▽
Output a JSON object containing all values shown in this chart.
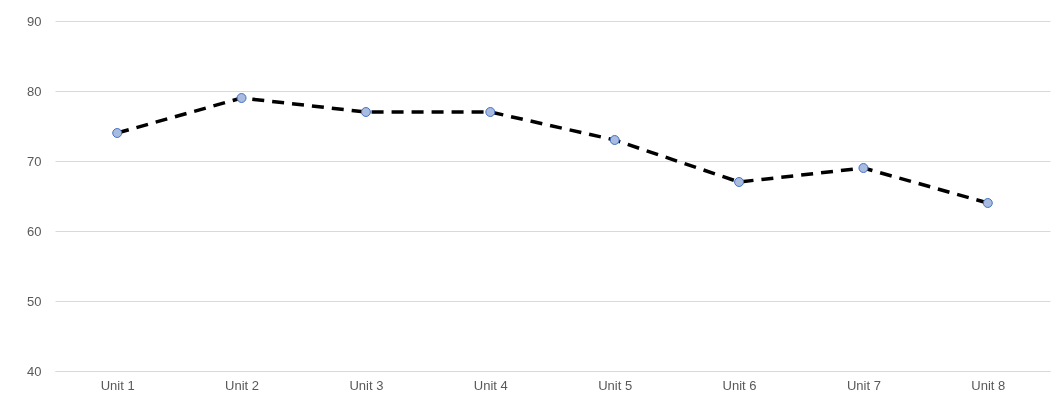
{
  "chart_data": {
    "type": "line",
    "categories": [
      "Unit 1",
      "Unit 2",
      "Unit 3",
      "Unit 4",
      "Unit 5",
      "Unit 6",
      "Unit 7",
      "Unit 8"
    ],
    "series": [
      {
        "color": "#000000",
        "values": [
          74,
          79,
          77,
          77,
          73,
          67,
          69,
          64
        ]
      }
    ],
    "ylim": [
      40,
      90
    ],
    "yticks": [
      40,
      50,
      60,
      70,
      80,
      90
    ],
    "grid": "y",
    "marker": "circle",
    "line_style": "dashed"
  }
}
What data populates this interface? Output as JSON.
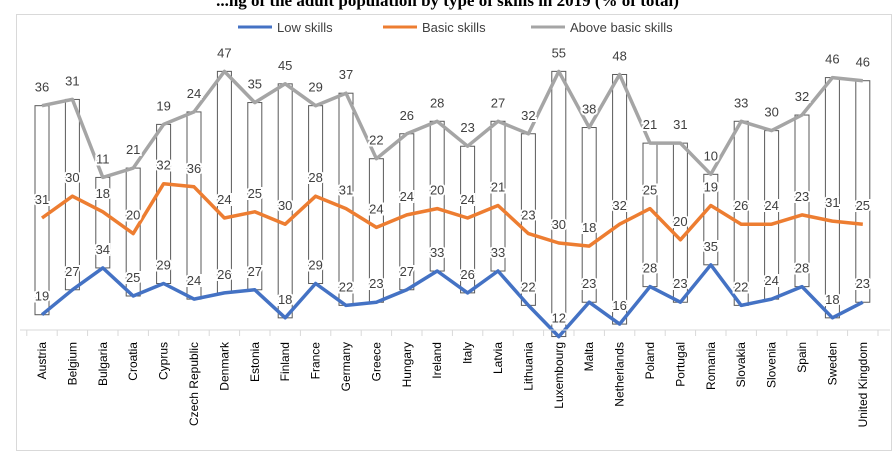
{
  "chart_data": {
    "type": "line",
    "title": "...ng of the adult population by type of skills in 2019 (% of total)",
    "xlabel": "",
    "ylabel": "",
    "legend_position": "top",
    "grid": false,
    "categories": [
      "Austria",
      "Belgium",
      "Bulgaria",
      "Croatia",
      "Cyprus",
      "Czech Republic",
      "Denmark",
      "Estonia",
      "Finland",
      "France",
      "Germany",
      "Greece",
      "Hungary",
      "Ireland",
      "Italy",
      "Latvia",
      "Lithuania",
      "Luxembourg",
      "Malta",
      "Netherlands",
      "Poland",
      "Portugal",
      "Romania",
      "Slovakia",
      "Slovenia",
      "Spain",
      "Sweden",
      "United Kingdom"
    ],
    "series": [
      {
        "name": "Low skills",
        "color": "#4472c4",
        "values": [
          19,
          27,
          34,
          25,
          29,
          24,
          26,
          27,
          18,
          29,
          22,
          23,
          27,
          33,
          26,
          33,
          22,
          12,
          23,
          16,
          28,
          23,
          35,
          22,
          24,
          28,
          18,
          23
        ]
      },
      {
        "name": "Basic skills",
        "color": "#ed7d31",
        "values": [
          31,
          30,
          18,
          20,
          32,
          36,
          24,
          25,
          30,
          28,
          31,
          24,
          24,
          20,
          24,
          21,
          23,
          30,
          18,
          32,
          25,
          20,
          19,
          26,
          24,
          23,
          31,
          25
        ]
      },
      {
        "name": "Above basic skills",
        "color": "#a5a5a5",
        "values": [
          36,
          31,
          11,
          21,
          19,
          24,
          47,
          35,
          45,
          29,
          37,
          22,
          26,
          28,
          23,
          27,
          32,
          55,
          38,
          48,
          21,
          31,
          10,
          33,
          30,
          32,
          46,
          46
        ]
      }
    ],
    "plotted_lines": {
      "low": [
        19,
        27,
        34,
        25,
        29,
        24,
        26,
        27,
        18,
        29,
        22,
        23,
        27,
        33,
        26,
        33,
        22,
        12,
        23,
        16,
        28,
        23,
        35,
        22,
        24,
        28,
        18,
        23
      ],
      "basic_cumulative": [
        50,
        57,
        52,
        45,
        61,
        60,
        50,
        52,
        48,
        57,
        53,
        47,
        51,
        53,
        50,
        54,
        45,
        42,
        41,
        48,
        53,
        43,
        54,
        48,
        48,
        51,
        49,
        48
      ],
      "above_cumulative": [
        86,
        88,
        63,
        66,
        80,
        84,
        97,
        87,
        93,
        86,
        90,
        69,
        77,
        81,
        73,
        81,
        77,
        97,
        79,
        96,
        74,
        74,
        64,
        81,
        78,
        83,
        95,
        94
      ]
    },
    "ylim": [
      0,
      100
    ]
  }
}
△
*What to work on*: Drop the pictures and reproduce the rest of the entries above exactly.

*Result for this task*:
Output a JSON object containing all values shown in this chart.
{
  "chart_data": {
    "type": "line",
    "categories": [
      "Unit 1",
      "Unit 2",
      "Unit 3",
      "Unit 4",
      "Unit 5",
      "Unit 6",
      "Unit 7",
      "Unit 8"
    ],
    "series": [
      {
        "color": "#000000",
        "values": [
          74,
          79,
          77,
          77,
          73,
          67,
          69,
          64
        ]
      }
    ],
    "ylim": [
      40,
      90
    ],
    "yticks": [
      40,
      50,
      60,
      70,
      80,
      90
    ],
    "grid": "y",
    "marker": "circle",
    "line_style": "dashed"
  }
}
What data populates this interface? Output as JSON.
{
  "chart_data": {
    "type": "line",
    "title": "...ng of the adult population by type of skills in 2019 (% of total)",
    "xlabel": "",
    "ylabel": "",
    "legend_position": "top",
    "grid": false,
    "categories": [
      "Austria",
      "Belgium",
      "Bulgaria",
      "Croatia",
      "Cyprus",
      "Czech Republic",
      "Denmark",
      "Estonia",
      "Finland",
      "France",
      "Germany",
      "Greece",
      "Hungary",
      "Ireland",
      "Italy",
      "Latvia",
      "Lithuania",
      "Luxembourg",
      "Malta",
      "Netherlands",
      "Poland",
      "Portugal",
      "Romania",
      "Slovakia",
      "Slovenia",
      "Spain",
      "Sweden",
      "United Kingdom"
    ],
    "series": [
      {
        "name": "Low skills",
        "color": "#4472c4",
        "values": [
          19,
          27,
          34,
          25,
          29,
          24,
          26,
          27,
          18,
          29,
          22,
          23,
          27,
          33,
          26,
          33,
          22,
          12,
          23,
          16,
          28,
          23,
          35,
          22,
          24,
          28,
          18,
          23
        ]
      },
      {
        "name": "Basic skills",
        "color": "#ed7d31",
        "values": [
          31,
          30,
          18,
          20,
          32,
          36,
          24,
          25,
          30,
          28,
          31,
          24,
          24,
          20,
          24,
          21,
          23,
          30,
          18,
          32,
          25,
          20,
          19,
          26,
          24,
          23,
          31,
          25
        ]
      },
      {
        "name": "Above basic skills",
        "color": "#a5a5a5",
        "values": [
          36,
          31,
          11,
          21,
          19,
          24,
          47,
          35,
          45,
          29,
          37,
          22,
          26,
          28,
          23,
          27,
          32,
          55,
          38,
          48,
          21,
          31,
          10,
          33,
          30,
          32,
          46,
          46
        ]
      }
    ],
    "plotted_lines": {
      "low": [
        19,
        27,
        34,
        25,
        29,
        24,
        26,
        27,
        18,
        29,
        22,
        23,
        27,
        33,
        26,
        33,
        22,
        12,
        23,
        16,
        28,
        23,
        35,
        22,
        24,
        28,
        18,
        23
      ],
      "basic_cumulative": [
        50,
        57,
        52,
        45,
        61,
        60,
        50,
        52,
        48,
        57,
        53,
        47,
        51,
        53,
        50,
        54,
        45,
        42,
        41,
        48,
        53,
        43,
        54,
        48,
        48,
        51,
        49,
        48
      ],
      "above_cumulative": [
        86,
        88,
        63,
        66,
        80,
        84,
        97,
        87,
        93,
        86,
        90,
        69,
        77,
        81,
        73,
        81,
        77,
        97,
        79,
        96,
        74,
        74,
        64,
        81,
        78,
        83,
        95,
        94
      ]
    },
    "ylim": [
      0,
      100
    ]
  }
}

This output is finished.